■ To do ■
Go through the listing below and list every line with "Google".

■ Dataset ■
— begin —

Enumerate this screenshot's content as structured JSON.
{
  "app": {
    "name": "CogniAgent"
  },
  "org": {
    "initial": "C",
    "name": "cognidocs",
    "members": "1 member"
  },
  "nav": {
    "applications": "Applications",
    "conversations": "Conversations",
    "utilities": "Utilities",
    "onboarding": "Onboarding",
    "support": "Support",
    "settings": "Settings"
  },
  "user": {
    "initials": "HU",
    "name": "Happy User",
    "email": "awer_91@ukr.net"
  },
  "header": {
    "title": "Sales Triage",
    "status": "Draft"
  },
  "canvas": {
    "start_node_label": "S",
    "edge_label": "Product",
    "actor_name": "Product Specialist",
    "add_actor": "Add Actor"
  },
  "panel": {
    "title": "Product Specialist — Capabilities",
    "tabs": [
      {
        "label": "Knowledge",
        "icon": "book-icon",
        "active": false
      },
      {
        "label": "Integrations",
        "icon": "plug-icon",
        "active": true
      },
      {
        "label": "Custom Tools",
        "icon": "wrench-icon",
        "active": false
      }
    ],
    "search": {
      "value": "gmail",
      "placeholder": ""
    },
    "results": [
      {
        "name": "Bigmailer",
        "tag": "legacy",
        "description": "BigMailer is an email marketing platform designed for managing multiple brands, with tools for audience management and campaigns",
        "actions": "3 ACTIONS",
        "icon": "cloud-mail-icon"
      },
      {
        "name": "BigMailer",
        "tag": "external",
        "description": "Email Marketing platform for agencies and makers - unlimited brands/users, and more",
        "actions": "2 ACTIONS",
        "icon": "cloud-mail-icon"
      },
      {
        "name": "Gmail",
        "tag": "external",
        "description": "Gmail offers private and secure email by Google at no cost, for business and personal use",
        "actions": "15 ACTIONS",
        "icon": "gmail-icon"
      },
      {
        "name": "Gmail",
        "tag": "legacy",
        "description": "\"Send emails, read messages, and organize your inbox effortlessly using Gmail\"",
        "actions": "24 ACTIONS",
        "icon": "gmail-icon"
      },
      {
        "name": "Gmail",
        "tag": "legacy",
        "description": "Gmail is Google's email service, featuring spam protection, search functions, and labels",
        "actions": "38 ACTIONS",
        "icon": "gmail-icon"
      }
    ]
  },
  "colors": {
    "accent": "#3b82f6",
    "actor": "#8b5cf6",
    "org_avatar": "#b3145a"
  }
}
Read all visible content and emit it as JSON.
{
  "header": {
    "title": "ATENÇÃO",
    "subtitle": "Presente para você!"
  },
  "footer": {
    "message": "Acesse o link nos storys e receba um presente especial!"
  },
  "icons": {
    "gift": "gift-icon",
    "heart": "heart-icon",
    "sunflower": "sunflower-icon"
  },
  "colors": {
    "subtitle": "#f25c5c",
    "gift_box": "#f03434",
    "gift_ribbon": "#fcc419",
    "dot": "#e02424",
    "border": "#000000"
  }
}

— end —

■ Completed task ■
        "description": "Gmail offers private and secure email by Google at no cost, for business and personal use",
        "description": "Gmail is Google's email service, featuring spam protection, search functions, and labels",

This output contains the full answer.